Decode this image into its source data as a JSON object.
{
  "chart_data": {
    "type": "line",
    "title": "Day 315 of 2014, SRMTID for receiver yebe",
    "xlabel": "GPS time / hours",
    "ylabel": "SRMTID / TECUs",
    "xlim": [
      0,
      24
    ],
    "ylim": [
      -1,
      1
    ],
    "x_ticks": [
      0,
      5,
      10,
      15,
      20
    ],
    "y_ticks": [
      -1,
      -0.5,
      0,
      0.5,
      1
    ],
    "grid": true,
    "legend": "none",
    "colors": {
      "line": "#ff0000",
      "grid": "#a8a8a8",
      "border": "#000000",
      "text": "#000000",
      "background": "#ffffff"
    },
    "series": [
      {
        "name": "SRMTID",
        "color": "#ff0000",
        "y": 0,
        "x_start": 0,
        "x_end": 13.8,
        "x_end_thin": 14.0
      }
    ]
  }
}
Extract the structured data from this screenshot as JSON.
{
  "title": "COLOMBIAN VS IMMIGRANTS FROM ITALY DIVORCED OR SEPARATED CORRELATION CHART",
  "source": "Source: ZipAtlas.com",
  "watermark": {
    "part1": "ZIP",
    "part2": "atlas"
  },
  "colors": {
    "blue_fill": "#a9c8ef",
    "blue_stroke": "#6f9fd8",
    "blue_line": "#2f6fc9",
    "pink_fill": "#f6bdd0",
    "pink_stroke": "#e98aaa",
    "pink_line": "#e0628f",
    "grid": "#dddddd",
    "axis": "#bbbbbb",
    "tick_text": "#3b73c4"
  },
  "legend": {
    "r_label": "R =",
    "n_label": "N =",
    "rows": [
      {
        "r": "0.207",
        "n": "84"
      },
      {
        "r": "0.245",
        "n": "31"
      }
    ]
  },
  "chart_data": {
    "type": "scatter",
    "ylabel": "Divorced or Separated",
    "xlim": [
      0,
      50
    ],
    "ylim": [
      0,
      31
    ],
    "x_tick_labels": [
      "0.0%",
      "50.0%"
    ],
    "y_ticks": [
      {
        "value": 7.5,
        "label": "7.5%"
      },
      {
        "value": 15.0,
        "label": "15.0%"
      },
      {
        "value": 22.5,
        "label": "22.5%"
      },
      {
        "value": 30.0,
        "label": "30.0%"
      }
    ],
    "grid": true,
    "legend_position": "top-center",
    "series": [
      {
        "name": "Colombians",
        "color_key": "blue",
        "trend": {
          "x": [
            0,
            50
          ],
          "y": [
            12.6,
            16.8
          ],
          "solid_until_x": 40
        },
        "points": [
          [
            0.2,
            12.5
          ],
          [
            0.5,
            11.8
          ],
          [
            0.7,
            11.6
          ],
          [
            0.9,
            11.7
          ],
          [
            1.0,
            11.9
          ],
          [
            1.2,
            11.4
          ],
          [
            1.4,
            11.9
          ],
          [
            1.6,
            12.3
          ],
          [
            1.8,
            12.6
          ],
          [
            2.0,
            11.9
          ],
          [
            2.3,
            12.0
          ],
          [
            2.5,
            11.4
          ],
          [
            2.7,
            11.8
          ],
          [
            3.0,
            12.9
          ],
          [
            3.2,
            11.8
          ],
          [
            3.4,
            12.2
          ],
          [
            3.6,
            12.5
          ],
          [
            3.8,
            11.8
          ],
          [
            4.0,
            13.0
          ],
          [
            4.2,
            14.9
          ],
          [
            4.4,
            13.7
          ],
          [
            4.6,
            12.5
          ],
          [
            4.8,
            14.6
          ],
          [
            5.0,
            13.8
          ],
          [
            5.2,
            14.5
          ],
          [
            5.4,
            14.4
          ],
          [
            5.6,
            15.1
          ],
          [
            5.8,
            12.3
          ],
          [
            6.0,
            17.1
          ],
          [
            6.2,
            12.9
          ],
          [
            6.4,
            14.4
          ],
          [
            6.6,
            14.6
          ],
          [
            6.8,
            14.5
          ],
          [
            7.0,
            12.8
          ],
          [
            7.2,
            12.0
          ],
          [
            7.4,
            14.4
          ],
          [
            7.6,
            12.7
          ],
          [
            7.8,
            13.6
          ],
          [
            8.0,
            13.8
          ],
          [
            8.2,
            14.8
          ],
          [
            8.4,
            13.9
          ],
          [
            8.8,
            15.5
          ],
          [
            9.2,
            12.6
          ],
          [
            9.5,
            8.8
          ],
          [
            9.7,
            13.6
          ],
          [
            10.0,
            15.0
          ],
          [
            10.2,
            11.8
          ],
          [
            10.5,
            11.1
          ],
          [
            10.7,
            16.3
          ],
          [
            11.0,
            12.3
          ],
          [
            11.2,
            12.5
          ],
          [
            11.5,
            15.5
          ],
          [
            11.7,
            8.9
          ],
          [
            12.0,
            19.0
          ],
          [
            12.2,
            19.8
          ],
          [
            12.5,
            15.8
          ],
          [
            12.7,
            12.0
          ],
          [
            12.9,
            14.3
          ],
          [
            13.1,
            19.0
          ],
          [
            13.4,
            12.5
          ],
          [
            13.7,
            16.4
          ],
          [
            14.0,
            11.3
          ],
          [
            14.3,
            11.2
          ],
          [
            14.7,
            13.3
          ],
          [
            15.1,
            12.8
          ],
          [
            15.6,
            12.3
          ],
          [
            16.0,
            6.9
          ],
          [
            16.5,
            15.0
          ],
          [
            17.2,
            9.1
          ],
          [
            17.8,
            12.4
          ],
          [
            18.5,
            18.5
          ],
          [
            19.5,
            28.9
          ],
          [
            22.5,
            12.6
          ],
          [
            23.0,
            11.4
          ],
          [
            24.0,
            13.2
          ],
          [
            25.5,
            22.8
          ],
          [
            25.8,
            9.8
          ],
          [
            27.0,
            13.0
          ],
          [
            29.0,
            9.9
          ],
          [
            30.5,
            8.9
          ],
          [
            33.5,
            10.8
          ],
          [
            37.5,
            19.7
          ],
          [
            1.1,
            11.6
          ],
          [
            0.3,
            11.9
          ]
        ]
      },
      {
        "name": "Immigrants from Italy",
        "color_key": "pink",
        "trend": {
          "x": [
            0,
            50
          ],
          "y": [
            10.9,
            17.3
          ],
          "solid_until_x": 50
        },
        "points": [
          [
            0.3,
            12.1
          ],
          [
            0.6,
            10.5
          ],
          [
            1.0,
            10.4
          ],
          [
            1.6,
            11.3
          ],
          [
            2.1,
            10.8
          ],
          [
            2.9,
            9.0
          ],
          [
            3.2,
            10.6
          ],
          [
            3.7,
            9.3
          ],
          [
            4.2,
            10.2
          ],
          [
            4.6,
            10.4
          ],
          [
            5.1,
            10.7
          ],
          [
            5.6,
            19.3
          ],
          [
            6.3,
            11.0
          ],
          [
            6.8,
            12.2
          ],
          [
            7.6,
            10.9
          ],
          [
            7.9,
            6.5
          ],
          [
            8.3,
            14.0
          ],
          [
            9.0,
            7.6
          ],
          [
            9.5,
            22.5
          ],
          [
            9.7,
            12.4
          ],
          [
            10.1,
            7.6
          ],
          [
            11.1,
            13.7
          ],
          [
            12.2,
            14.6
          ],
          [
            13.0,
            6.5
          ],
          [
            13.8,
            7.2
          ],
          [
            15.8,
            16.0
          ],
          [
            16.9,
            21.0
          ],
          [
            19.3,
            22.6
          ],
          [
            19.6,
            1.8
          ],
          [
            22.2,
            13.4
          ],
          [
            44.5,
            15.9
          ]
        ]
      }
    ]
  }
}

→ **Written problem**
Review the preceding data and report every line that includes the string "JSON".

→ **Result for this exercise**
Decode this image into its source data as a JSON object.
Extract the structured data from this screenshot as JSON.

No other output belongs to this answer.